> _DATA SHOWN_:
════
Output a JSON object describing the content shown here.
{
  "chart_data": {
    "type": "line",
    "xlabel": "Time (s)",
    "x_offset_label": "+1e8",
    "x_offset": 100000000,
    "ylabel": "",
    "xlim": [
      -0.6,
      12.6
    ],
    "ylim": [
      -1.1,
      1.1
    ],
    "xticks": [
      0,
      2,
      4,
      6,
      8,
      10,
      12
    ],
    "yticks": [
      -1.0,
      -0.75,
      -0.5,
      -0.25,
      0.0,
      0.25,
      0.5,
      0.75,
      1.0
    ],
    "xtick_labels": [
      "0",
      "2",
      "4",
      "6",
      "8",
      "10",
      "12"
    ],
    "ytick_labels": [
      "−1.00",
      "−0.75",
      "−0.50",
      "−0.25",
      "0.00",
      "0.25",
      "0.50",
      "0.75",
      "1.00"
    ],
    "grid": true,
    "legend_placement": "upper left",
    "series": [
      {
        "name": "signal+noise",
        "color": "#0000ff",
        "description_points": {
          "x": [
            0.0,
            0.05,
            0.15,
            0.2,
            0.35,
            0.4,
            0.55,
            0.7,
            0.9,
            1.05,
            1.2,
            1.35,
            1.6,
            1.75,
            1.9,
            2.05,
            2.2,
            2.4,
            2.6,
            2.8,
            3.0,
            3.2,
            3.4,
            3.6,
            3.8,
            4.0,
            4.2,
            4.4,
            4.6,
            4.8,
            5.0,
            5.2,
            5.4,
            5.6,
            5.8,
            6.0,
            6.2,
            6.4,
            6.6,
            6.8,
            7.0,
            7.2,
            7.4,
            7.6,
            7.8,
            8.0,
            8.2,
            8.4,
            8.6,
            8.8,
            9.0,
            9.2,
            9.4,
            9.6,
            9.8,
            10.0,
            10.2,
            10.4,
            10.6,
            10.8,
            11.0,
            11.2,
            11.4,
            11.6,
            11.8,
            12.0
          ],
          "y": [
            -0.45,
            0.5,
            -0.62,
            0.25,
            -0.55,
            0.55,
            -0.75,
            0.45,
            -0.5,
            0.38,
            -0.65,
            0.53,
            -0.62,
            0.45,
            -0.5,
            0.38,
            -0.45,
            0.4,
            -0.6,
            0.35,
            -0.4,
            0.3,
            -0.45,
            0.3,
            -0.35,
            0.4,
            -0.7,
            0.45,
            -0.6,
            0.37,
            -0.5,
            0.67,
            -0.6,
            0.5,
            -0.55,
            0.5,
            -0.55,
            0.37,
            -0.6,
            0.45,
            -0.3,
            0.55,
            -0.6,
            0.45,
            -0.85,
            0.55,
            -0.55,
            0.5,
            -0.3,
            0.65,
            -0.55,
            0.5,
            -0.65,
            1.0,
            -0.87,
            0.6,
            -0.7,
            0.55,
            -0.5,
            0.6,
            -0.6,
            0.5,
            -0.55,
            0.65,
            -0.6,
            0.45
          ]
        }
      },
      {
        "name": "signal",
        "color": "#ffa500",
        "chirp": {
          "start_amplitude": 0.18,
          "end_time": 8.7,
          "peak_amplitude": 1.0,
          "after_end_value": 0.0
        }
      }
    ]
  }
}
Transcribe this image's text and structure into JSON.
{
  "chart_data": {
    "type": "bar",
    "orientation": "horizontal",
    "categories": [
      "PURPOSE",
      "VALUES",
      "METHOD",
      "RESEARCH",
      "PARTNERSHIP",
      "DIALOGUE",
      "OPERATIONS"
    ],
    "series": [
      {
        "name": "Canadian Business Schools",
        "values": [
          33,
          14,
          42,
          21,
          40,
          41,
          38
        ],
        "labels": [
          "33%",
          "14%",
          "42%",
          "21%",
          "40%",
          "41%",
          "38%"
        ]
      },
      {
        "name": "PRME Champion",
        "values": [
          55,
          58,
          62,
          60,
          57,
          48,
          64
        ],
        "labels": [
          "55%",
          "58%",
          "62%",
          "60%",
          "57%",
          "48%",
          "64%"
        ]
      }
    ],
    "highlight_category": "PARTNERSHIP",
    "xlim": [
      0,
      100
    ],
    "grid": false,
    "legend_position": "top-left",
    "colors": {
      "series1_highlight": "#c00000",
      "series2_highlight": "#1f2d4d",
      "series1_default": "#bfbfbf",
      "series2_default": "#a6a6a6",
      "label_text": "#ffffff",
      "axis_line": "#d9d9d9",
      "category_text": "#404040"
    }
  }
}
════
> _JOB_: Copy each line of the entries that includes the word "name".

> _EXPECTED ANSWER_:
        "name": "signal+noise",
        "name": "signal",
        "name": "Canadian Business Schools",
        "name": "PRME Champion",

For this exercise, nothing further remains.